• Given information
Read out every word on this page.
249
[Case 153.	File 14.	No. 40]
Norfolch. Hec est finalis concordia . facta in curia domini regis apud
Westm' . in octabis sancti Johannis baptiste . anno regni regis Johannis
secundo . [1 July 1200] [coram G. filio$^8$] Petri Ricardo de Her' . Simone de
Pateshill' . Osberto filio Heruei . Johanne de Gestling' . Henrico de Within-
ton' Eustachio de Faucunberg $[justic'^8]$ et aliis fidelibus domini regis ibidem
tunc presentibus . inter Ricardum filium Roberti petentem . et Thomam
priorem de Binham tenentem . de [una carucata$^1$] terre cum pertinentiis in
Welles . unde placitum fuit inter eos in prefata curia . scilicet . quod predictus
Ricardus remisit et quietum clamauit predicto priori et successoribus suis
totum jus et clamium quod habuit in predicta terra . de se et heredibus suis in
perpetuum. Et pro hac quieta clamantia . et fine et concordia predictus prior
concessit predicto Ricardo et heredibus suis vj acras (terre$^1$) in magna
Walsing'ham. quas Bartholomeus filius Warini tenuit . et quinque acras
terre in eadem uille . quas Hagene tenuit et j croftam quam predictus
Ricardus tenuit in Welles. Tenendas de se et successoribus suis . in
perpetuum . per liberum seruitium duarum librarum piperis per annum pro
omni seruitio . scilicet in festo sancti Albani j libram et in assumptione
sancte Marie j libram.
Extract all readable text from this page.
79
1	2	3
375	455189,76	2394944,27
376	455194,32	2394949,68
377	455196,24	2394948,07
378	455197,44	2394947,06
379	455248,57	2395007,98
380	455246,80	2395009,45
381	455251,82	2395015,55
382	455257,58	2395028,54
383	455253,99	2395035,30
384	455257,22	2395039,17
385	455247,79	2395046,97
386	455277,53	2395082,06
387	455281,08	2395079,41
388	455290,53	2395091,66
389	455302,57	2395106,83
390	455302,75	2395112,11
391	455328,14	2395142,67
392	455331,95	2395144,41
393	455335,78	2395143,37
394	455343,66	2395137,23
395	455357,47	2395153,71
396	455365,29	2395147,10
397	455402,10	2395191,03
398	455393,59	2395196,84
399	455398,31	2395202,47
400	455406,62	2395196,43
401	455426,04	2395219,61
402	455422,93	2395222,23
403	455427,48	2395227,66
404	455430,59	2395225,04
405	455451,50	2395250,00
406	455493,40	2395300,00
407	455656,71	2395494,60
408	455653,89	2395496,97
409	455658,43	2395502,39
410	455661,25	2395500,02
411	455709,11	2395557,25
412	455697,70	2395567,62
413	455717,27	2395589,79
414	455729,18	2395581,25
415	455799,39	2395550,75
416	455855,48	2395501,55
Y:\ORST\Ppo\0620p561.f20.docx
...
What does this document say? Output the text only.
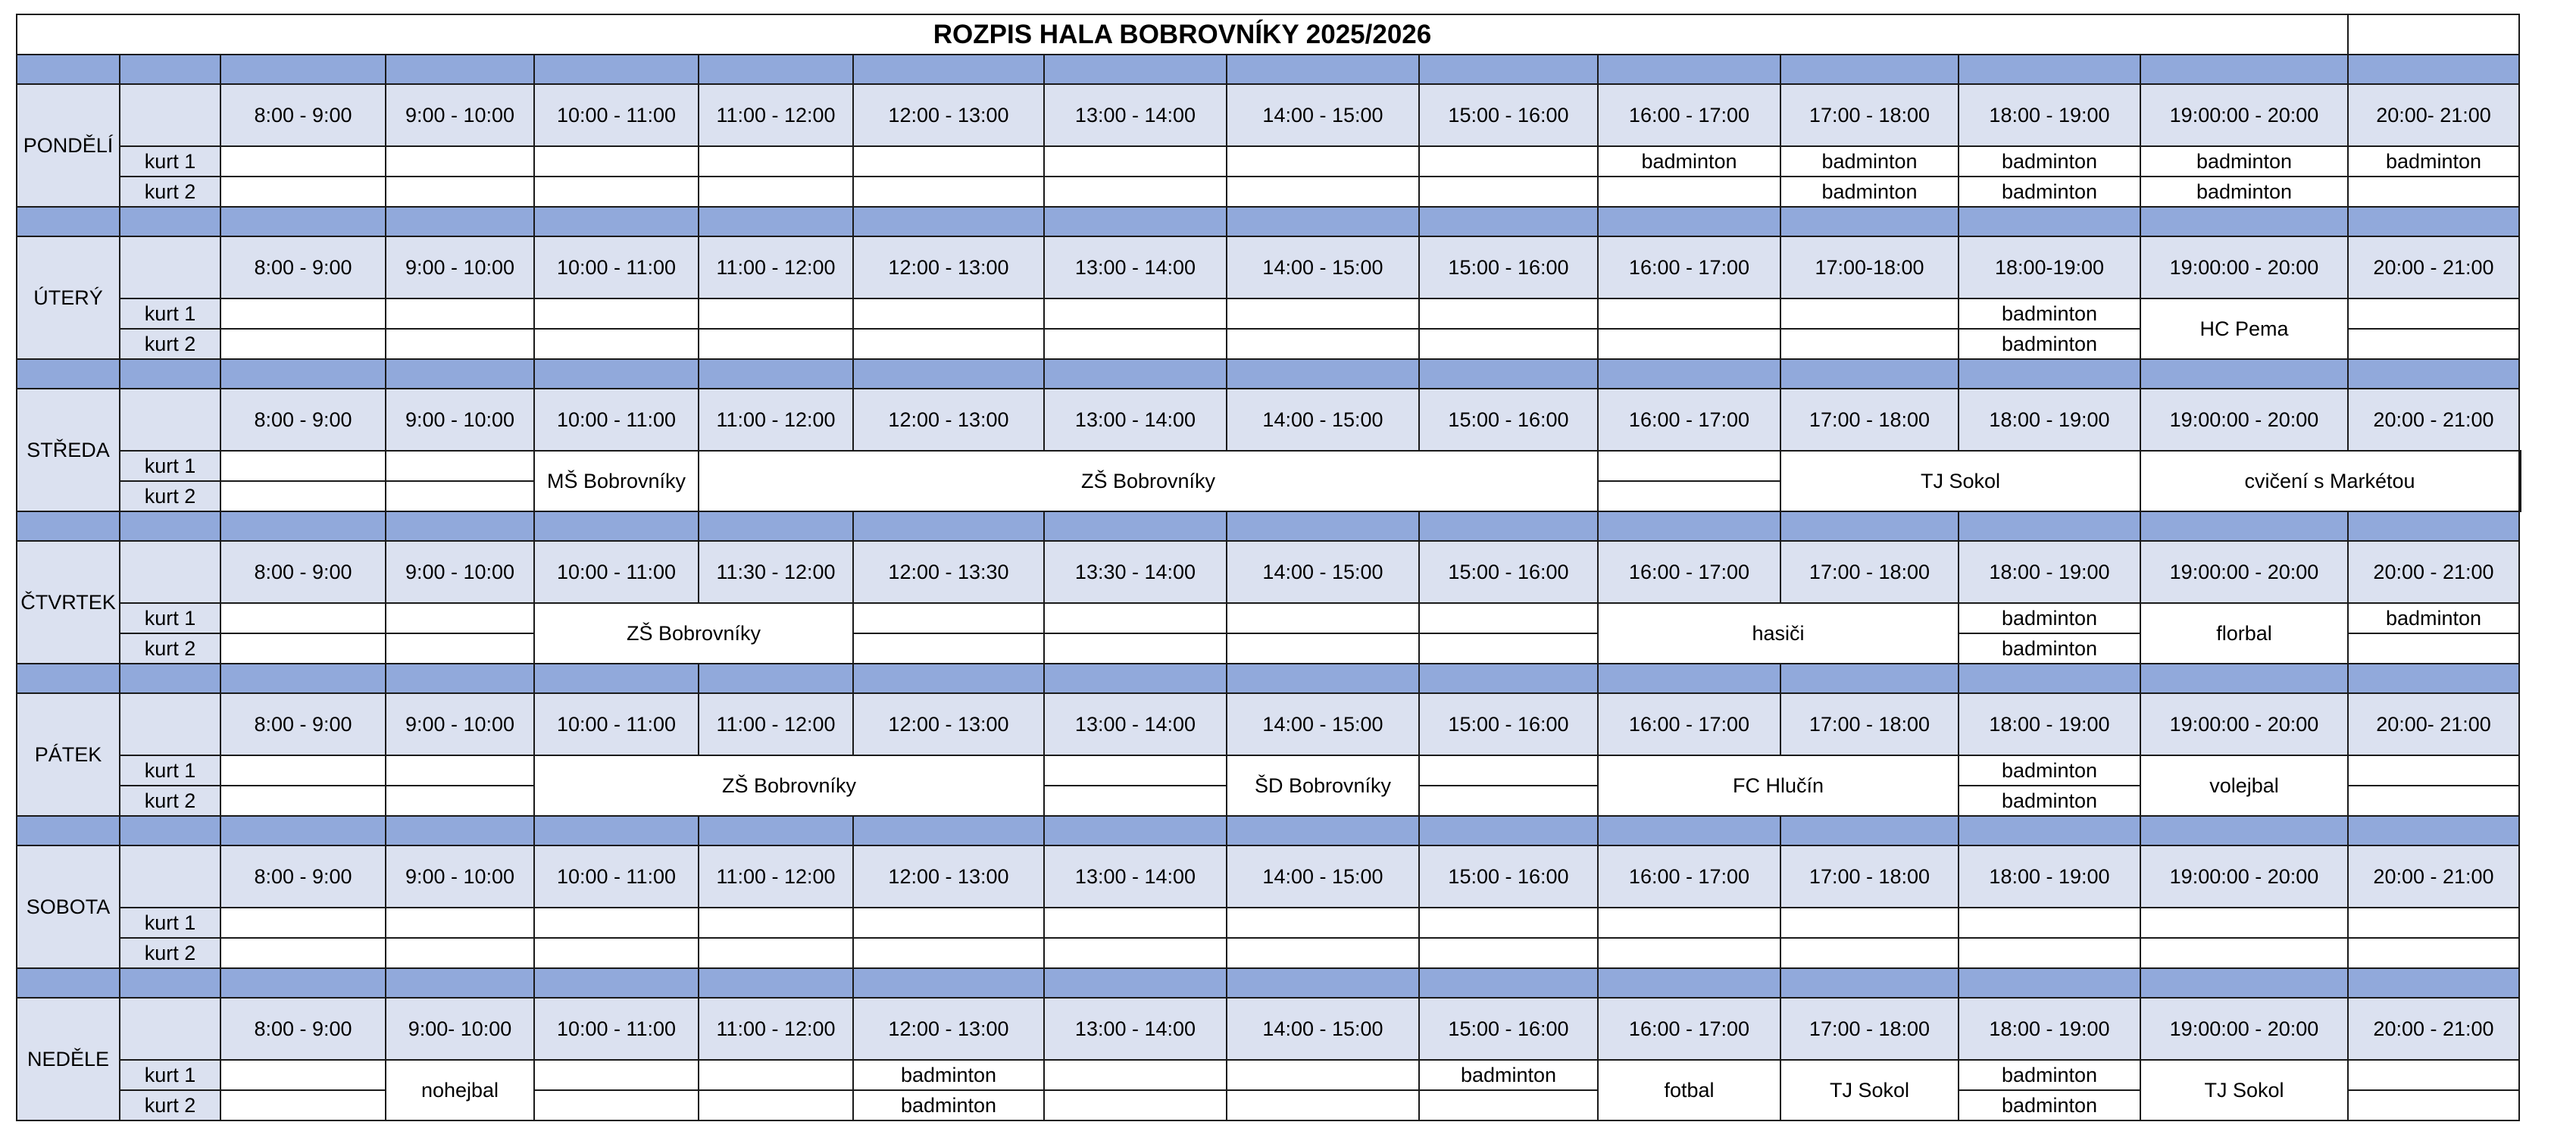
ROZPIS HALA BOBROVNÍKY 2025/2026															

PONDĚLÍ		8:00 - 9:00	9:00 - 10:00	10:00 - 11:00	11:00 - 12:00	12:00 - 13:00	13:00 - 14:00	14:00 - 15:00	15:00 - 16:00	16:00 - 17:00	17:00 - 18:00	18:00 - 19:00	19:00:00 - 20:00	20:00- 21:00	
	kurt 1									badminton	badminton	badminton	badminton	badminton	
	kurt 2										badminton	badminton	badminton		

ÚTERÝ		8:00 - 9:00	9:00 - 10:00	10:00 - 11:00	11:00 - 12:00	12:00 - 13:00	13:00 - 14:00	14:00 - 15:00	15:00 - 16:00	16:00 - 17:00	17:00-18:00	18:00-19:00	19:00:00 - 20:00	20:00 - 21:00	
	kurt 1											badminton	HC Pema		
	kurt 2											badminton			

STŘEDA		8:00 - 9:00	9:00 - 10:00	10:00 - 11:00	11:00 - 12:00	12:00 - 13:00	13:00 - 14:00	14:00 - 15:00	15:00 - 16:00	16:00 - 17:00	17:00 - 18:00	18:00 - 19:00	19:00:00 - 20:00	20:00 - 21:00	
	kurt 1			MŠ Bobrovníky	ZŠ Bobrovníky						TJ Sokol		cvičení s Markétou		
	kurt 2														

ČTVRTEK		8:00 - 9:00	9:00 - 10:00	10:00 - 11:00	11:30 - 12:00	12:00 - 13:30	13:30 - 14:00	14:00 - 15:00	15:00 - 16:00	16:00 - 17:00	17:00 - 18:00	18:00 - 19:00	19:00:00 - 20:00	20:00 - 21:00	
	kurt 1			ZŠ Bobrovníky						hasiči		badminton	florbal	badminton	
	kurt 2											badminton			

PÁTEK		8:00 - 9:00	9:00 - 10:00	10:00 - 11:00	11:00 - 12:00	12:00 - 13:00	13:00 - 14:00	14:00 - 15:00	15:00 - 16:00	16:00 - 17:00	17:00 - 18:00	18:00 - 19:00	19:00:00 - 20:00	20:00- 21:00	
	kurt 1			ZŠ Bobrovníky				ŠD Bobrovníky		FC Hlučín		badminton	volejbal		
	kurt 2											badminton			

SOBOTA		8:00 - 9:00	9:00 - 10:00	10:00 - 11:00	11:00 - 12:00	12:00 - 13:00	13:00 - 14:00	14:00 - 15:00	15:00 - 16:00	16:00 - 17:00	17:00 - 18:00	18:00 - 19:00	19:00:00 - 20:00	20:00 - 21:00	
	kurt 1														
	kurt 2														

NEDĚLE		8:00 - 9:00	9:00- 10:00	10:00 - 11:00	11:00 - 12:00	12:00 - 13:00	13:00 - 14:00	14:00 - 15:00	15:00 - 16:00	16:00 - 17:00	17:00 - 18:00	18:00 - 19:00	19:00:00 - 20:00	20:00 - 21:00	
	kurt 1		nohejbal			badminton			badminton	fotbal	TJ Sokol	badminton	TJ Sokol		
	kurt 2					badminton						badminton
---
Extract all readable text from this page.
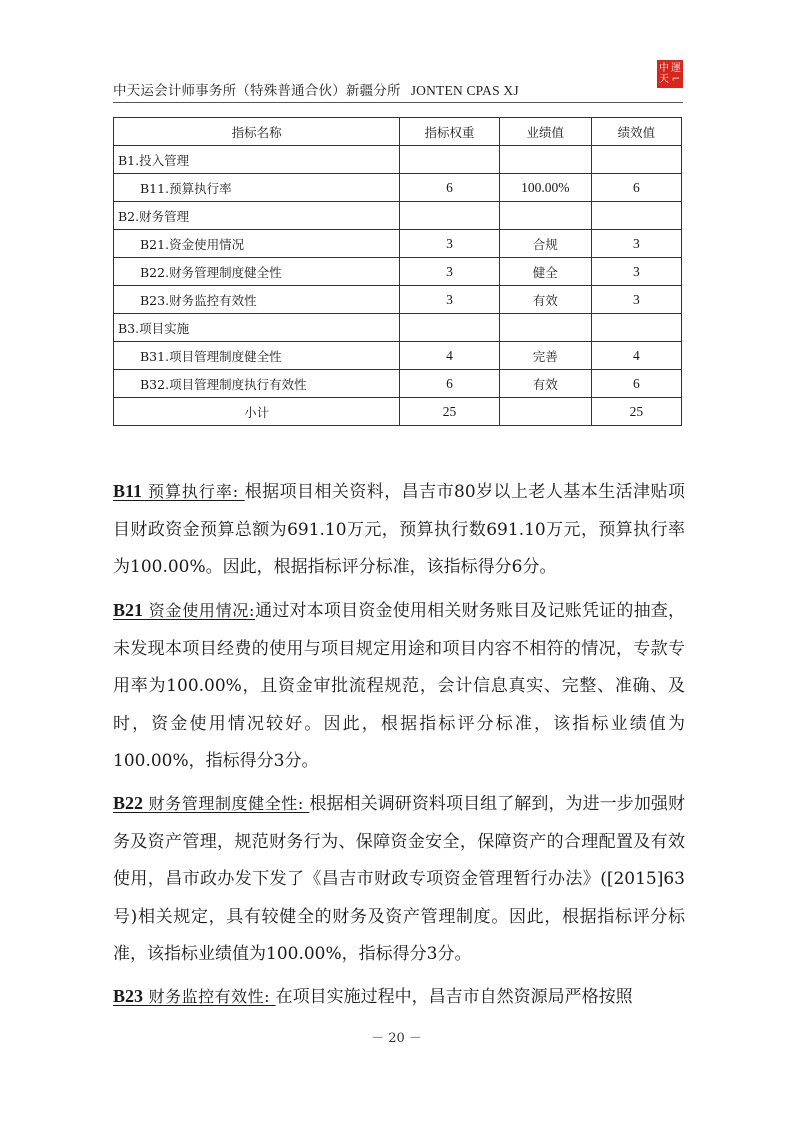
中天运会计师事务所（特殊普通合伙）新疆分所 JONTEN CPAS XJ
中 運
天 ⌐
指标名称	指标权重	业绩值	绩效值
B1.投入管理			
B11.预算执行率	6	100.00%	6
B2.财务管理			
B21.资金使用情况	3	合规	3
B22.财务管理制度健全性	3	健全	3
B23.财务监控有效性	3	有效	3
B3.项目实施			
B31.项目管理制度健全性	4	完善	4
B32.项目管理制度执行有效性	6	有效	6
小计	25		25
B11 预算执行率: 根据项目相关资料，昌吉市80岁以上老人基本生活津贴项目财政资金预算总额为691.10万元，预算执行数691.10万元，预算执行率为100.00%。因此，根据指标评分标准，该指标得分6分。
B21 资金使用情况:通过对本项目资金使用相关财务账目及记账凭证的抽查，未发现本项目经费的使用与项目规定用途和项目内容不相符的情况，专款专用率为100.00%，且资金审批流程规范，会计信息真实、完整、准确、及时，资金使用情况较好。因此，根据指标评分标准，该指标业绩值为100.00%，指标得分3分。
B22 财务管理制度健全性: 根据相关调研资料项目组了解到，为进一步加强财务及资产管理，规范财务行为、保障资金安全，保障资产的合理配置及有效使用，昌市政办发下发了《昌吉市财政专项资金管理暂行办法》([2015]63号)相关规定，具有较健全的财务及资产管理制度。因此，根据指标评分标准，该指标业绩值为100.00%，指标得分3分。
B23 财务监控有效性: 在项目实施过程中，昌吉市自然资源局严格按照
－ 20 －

• Task description
From the entries above, copy every line that holds the word "suis".

• Output of the task
Ricardus remisit et quietum clamauit predicto priori et successoribus suis
totum jus et clamium quod habuit in predicta terra . de se et heredibus suis in
concessit predicto Ricardo et heredibus suis vj acras (terre$^1$) in magna
Ricardus tenuit in Welles. Tenendas de se et successoribus suis . in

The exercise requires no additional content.